Excerpted passage ->
%%
As provided in the operative complaint, section 53.67 prohibits animal sacrifices, defined as "the injuring or killing of any animal in any religious or cult ritual . . ., wherein the animal has not been injured or killed primarily for food purposes, ...."

2. The Bane and Ralph Act

The fourth and fifth causes of action for violations of the Ralph and Bane Acts (Civ. Code, §§ 52.1, 51.7) alleged Captain Vernon had threatened to arrest appellants and confiscate a projector if they used it during their protest. Both causes of action were asserted against Captain Vernon directly and against the City under respondeat superior.

3. Establishment Clause

The sixth cause of action for violation of the Establishment Clause under the First and Fourteenth Amendments of the United States Constitution alleged that the City, by intentionally refusing to enforce Penal Code section 597 against those practicing the Kapparot ritual, "promote[d] criminal acts in the name of religion." Appellants alleged they had standing to assert this claim even though they had not suffered "a concrete and particular injury separate from that of the general public, unlike [sic] Article III courts." They requested a declaration the City was violating the Establishment Clause "by actively conspiring with, cooperating with and protecting the criminal acts" of Kapparot practitioners.
%%
Records provided ->
%%
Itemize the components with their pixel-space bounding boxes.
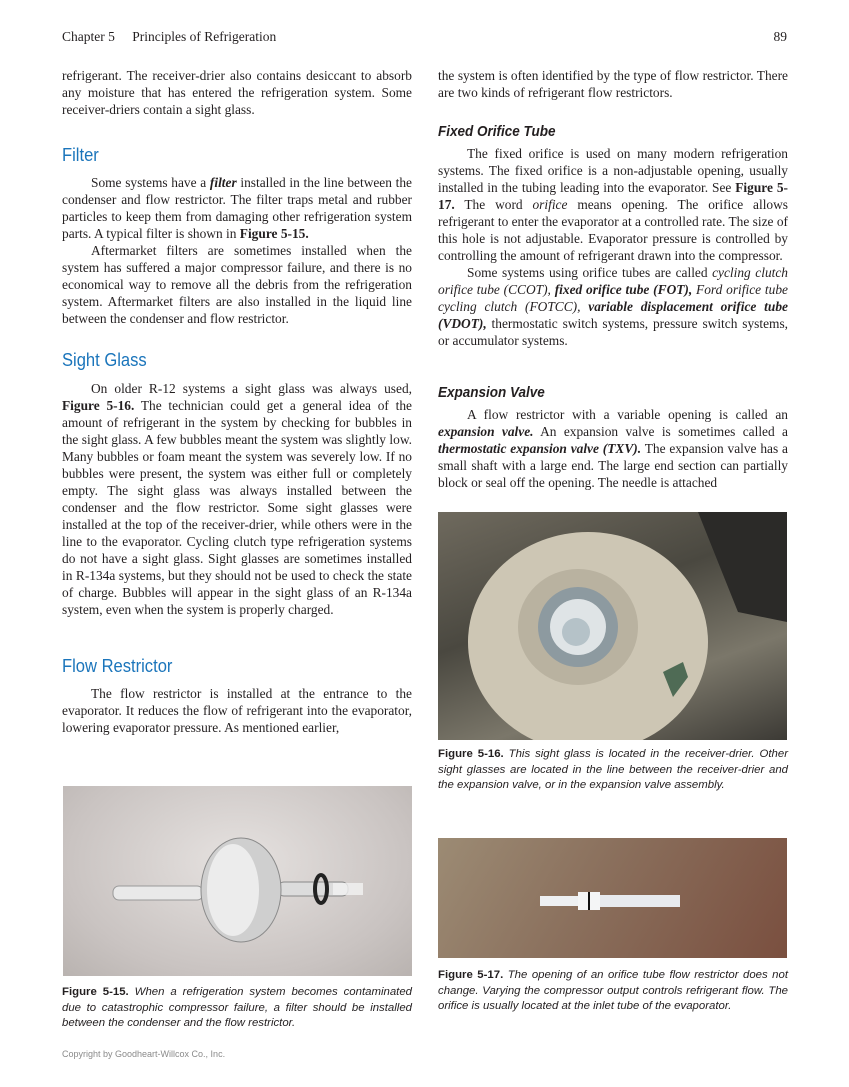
emphasized-term: expansion valve.: [438, 424, 534, 439]
figure-5-16-caption: [438, 747, 788, 794]
heading-fixed-orifice-tube: Fixed Orifice Tube: [438, 123, 556, 140]
heading-expansion-valve: Expansion Valve: [438, 384, 545, 401]
emphasized-term: Ford orifice tube cycling clutch (FOTCC),: [438, 282, 788, 314]
emphasized-term: Figure 5-15.: [239, 226, 309, 241]
chapter-title: Principles of Refrigeration: [132, 29, 277, 44]
heading-flow-restrictor: Flow Restrictor: [62, 656, 173, 676]
orifice-tube-illustration: [438, 838, 787, 958]
paragraph: [62, 685, 412, 736]
fixed-orifice-section: [438, 145, 788, 349]
emphasized-term: variable displacement orifice tube (VDOT),: [438, 299, 788, 331]
text-run: A flow restrictor with a variable opening is called an: [467, 407, 788, 422]
sight-glass-section: [62, 380, 412, 618]
text-run: The flow restrictor is installed at the entrance to the evaporator. It reduces the flow of refrigerant into the evaporator, lowering evaporator pressure. As mentioned earlier,: [62, 686, 412, 735]
paragraph: [438, 264, 788, 349]
filter-section: [62, 174, 412, 327]
heading-filter: Filter: [62, 145, 99, 165]
chapter-number: Chapter 5: [62, 29, 115, 44]
paragraph: [62, 67, 412, 118]
text-run: the system is often identified by the type of flow restrictor. There are two kinds of refrigerant flow restrictors.: [438, 68, 788, 100]
emphasized-term: filter: [209, 175, 237, 190]
caption-text: This sight glass is located in the receiver-drier. Other sight glasses are located in the line between the receiver-drier and the expansion valve, or in the expansion valve assembly.: [438, 748, 788, 792]
text-run: Some systems have a: [91, 175, 210, 190]
emphasized-term: thermostatic expansion valve (TXV).: [438, 441, 642, 456]
text-run: means opening. The orifice allows refrigerant to enter the evaporator at a controlled rate. The size of this hole is not adjustable. Evaporator pressure is controlled by controlling the amount of refrigerant drawn into the compressor.: [438, 197, 789, 263]
figure-5-15-filter-photo: [63, 786, 412, 976]
text-run: On older R-12 systems a sight glass was always used,: [91, 381, 412, 396]
emphasized-term: Figure 5-16.: [62, 398, 135, 413]
paragraph: [62, 380, 412, 618]
caption-text: When a refrigeration system becomes contaminated due to catastrophic compressor failure, a filter should be installed between the condenser and the flow restrictor.: [62, 986, 413, 1030]
heading-sight-glass: Sight Glass: [62, 350, 147, 370]
emphasized-term: cycling clutch orifice tube (CCOT),: [438, 265, 788, 297]
figure-5-16-sight-glass-photo: [438, 512, 787, 740]
page-number: 89: [773, 29, 787, 44]
paragraph: [438, 406, 788, 491]
filter-illustration: [63, 786, 412, 976]
text-run: installed in the line between the condenser and flow restrictor. The filter traps metal and rubber particles to keep them from damaging other refrigeration system parts. A typical filter is shown in: [62, 175, 412, 241]
text-run: Aftermarket filters are sometimes installed when the system has suffered a major compressor failure, and there is no economical way to remove all the debris from the refrigeration system. Aftermarket filters are also installed in the liquid line between the condenser and flow restrictor.: [62, 243, 412, 326]
text-run: An expansion valve is sometimes called a: [533, 424, 788, 439]
text-run: The expansion valve has a small shaft with a large end. The large end section can partially block or seal off the opening. The needle is attached: [438, 441, 788, 490]
figure-label: Figure 5-17.: [438, 969, 504, 981]
figure-5-17-caption: [438, 968, 788, 1015]
emphasized-term: Figure 5-17.: [438, 180, 788, 212]
caption-text: The opening of an orifice tube flow restrictor does not change. Varying the compressor output controls refrigerant flow. The orifice is usually located at the inlet tube of the evaporator.: [438, 969, 788, 1013]
text-run: thermostatic switch systems, pressure switch systems, or accumulator systems.: [438, 316, 788, 348]
text-run: The fixed orifice is used on many modern refrigeration systems. The fixed orifice is a non-adjustable opening, usually installed in the tubing leading into the evaporator. See: [438, 146, 788, 195]
flow-restrictor-section: [62, 685, 412, 736]
text-run: Some systems using orifice tubes are called: [467, 265, 713, 280]
paragraph: [438, 145, 788, 264]
figure-5-17-orifice-tube-photo: [438, 838, 787, 958]
paragraph: [438, 67, 788, 101]
emphasized-term: fixed orifice tube (FOT),: [554, 282, 693, 297]
sight-glass-illustration: [438, 512, 787, 740]
running-header: [62, 29, 276, 45]
copyright: Copyright by Goodheart-Willcox Co., Inc.: [62, 1049, 226, 1059]
emphasized-term: orifice: [532, 197, 568, 212]
figure-label: Figure 5-15.: [62, 986, 129, 998]
text-run: The word: [454, 197, 533, 212]
left-paragraph-intro: [62, 67, 412, 118]
figure-5-15-caption: [62, 985, 412, 1032]
paragraph: [62, 174, 412, 242]
figure-label: Figure 5-16.: [438, 748, 504, 760]
text-run: refrigerant. The receiver-drier also contains desiccant to absorb any moisture that has entered the refrigeration system. Some receiver-driers contain a sight glass.: [62, 68, 412, 117]
expansion-valve-section: [438, 406, 788, 491]
right-paragraph-intro: [438, 67, 788, 101]
paragraph: [62, 242, 412, 327]
text-run: The technician could get a general idea of the amount of refrigerant in the system by checking for bubbles in the sight glass. A few bubbles meant the system was slightly low. Many bubbles or foam meant the system was severely low. If no bubbles were present, the system was either full or completely empty. The sight glass was always installed between the condenser and the flow restrictor. Some sight glasses were installed at the top of the receiver-drier, while others were in the line to the evaporator. Cycling clutch type refrigeration systems do not have a sight glass. Sight glasses are sometimes installed in R-134a systems, but they should not be used to check the state of charge. Bubbles will appear in the sight glass of an R-134a system, even when the system is properly charged.: [62, 398, 412, 617]
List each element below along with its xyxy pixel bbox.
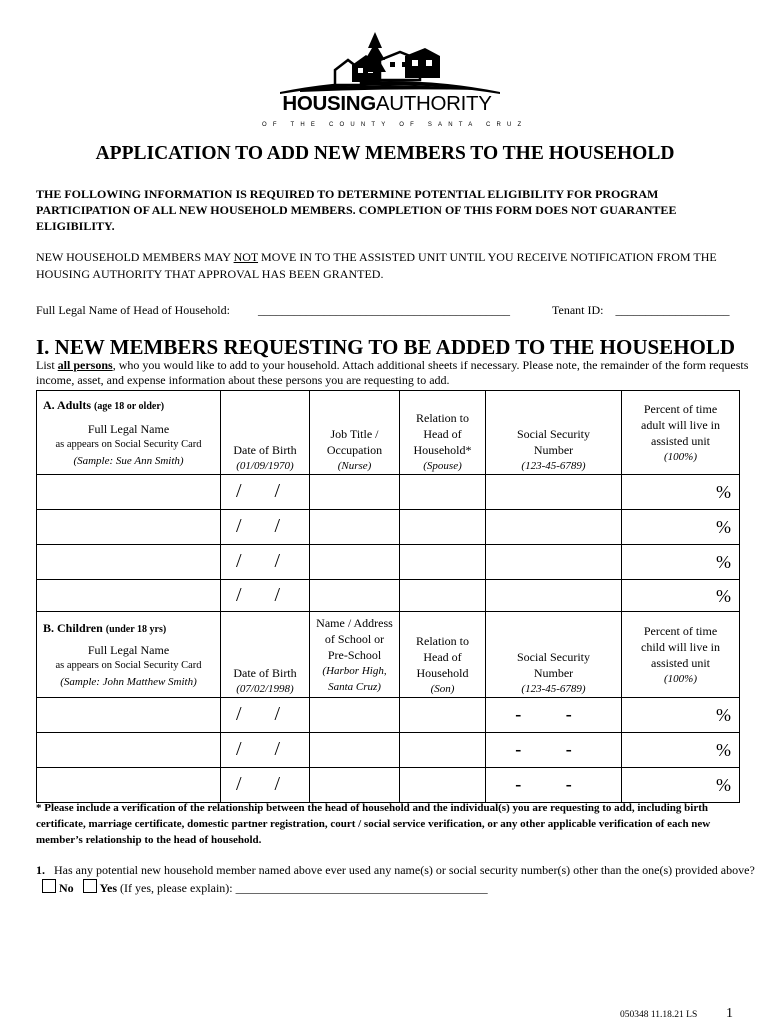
housing-authority-logo <box>240 30 530 135</box>
adult-percent-cell[interactable]: % <box>622 545 740 580</box>
yes-label: Yes <box>99 881 118 895</box>
adult-dob-cell[interactable]: / / <box>221 475 310 510</box>
adult-relation-cell[interactable] <box>400 580 486 612</box>
adult-job-cell[interactable] <box>310 475 400 510</box>
adult-ssn-cell[interactable] <box>486 475 622 510</box>
new-members-table <box>36 390 740 803</box>
adult-name-cell[interactable] <box>37 510 221 545</box>
adult-relation-cell[interactable] <box>400 545 486 580</box>
adult-row[interactable] <box>37 580 740 612</box>
child-relation-cell[interactable] <box>400 733 486 768</box>
adult-relation-cell[interactable] <box>400 475 486 510</box>
child-school-cell[interactable] <box>310 698 400 733</box>
adult-ssn-cell[interactable] <box>486 580 622 612</box>
section-1-heading: I. NEW MEMBERS REQUESTING TO BE ADDED TO THE HOUSEHOLD <box>36 335 736 359</box>
children-school-header: Name / Address of School or Pre-School (Harbor High, Santa Cruz) <box>310 612 400 698</box>
adults-name-header: A. Adults (age 18 or older) Full Legal Name as appears on Social Security Card (Sample: Sue Ann Smith) <box>37 391 221 475</box>
page-number: 1 <box>726 1006 733 1021</box>
relationship-verification-note: * Please include a verification of the relationship between the head of household and the individual(s) you are requesting to add, including birth certificate, marriage certificate, domestic partner registration, court / social service verification, or any other applicable verification of each new member’s relationship to the head of household. <box>36 802 711 846</box>
children-percent-header: Percent of time child will live in assisted unit (100%) <box>622 612 740 698</box>
child-relation-cell[interactable] <box>400 698 486 733</box>
child-ssn-cell[interactable]: - - <box>486 733 622 768</box>
adult-row[interactable] <box>37 510 740 545</box>
adult-job-cell[interactable] <box>310 545 400 580</box>
yes-checkbox[interactable] <box>83 879 97 893</box>
child-percent-cell[interactable]: % <box>622 768 740 803</box>
adult-dob-cell[interactable]: / / <box>221 510 310 545</box>
adult-dob-cell[interactable]: / / <box>221 580 310 612</box>
adults-job-header: Job Title / Occupation (Nurse) <box>310 391 400 475</box>
child-school-cell[interactable] <box>310 733 400 768</box>
children-dob-header: Date of Birth (07/02/1998) <box>221 612 310 698</box>
child-row[interactable] <box>37 768 740 803</box>
child-dob-cell[interactable]: / / <box>221 768 310 803</box>
child-name-cell[interactable] <box>37 768 221 803</box>
child-school-cell[interactable] <box>310 768 400 803</box>
no-checkbox[interactable] <box>42 879 56 893</box>
adult-ssn-cell[interactable] <box>486 510 622 545</box>
logo-subtitle: OF THE COUNTY OF SANTA CRUZ <box>262 122 528 128</box>
child-relation-cell[interactable] <box>400 768 486 803</box>
move-in-notice: NEW HOUSEHOLD MEMBERS MAY NOT MOVE IN TO THE ASSISTED UNIT UNTIL YOU RECEIVE NOTIFICATION FROM THE HOUSING AUTHORITY THAT APPROVAL HAS BEEN GRANTED. <box>36 250 717 281</box>
child-name-cell[interactable] <box>37 698 221 733</box>
child-ssn-cell[interactable]: - - <box>486 698 622 733</box>
adult-row[interactable] <box>37 545 740 580</box>
child-percent-cell[interactable]: % <box>622 733 740 768</box>
adult-relation-cell[interactable] <box>400 510 486 545</box>
children-ssn-header: Social Security Number (123-45-6789) <box>486 612 622 698</box>
form-title: APPLICATION TO ADD NEW MEMBERS TO THE HOUSEHOLD <box>95 143 675 164</box>
adult-ssn-cell[interactable] <box>486 545 622 580</box>
form-code: 050348 11.18.21 LS <box>620 1010 698 1020</box>
head-of-household-field[interactable]: __________________________________________ <box>258 303 510 317</box>
child-ssn-cell[interactable]: - - <box>486 768 622 803</box>
head-of-household-label: Full Legal Name of Head of Household: <box>36 303 230 317</box>
adult-percent-cell[interactable]: % <box>622 510 740 545</box>
adults-dob-header: Date of Birth (01/09/1970) <box>221 391 310 475</box>
child-row[interactable] <box>37 733 740 768</box>
adult-row[interactable] <box>37 475 740 510</box>
no-label: No <box>59 881 74 895</box>
adults-relation-header: Relation to Head of Household* (Spouse) <box>400 391 486 475</box>
child-dob-cell[interactable]: / / <box>221 733 310 768</box>
child-percent-cell[interactable]: % <box>622 698 740 733</box>
adults-header-row <box>37 391 740 475</box>
adult-job-cell[interactable] <box>310 510 400 545</box>
adult-name-cell[interactable] <box>37 545 221 580</box>
adult-percent-cell[interactable]: % <box>622 475 740 510</box>
children-relation-header: Relation to Head of Household (Son) <box>400 612 486 698</box>
adults-percent-header: Percent of time adult will live in assisted unit (100%) <box>622 391 740 475</box>
tenant-id-field[interactable]: Tenant ID: ___________________ <box>552 303 730 317</box>
explain-field[interactable]: __________________________________________ <box>235 881 488 895</box>
eligibility-intro: THE FOLLOWING INFORMATION IS REQUIRED TO DETERMINE POTENTIAL ELIGIBILITY FOR PROGRAM PARTICIPATION OF ALL NEW HOUSEHOLD MEMBERS. COMPLETION OF THIS FORM DOES NOT GUARANTEE ELIGIBILITY. <box>36 187 677 233</box>
logo-wordmark: HOUSINGAUTHORITY <box>282 92 492 115</box>
children-header-row <box>37 612 740 698</box>
question-1: 1. Has any potential new household member named above ever used any name(s) or social security number(s) other than the one(s) provided above? No Yes (If yes, please explain): __________________________________________ <box>36 863 755 895</box>
adult-percent-cell[interactable]: % <box>622 580 740 612</box>
child-row[interactable] <box>37 698 740 733</box>
adult-job-cell[interactable] <box>310 580 400 612</box>
adult-name-cell[interactable] <box>37 580 221 612</box>
child-dob-cell[interactable]: / / <box>221 698 310 733</box>
children-name-header: B. Children (under 18 yrs) Full Legal Name as appears on Social Security Card (Sample: John Matthew Smith) <box>37 612 221 698</box>
adults-ssn-header: Social Security Number (123-45-6789) <box>486 391 622 475</box>
adult-dob-cell[interactable]: / / <box>221 545 310 580</box>
child-name-cell[interactable] <box>37 733 221 768</box>
section-1-description: List all persons, who you would like to add to your household. Attach additional sheets if necessary. Please note, the remainder of the form requests income, asset, and expense information about these persons you are requesting to add. <box>36 358 749 387</box>
adult-name-cell[interactable] <box>37 475 221 510</box>
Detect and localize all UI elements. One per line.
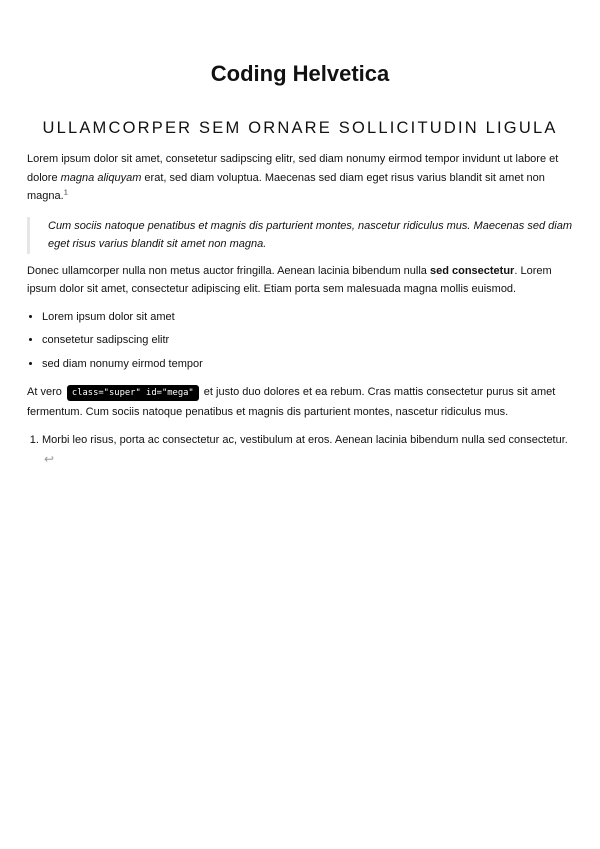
%%
Exercise task -> Return the stretch of the legal excerpt from "3. Establishment Clause" through "of Kapparot practitioners.", copied word for word. Rely only on the legal excerpt and nothing else.

Expected output ->
3. Establishment Clause

The sixth cause of action for violation of the Establishment Clause under the First and Fourteenth Amendments of the United States Constitution alleged that the City, by intentionally refusing to enforce Penal Code section 597 against those practicing the Kapparot ritual, "promote[d] criminal acts in the name of religion." Appellants alleged they had standing to assert this claim even though they had not suffered "a concrete and particular injury separate from that of the general public, unlike [sic] Article III courts." They requested a declaration the City was violating the Establishment Clause "by actively conspiring with, cooperating with and protecting the criminal acts" of Kapparot practitioners.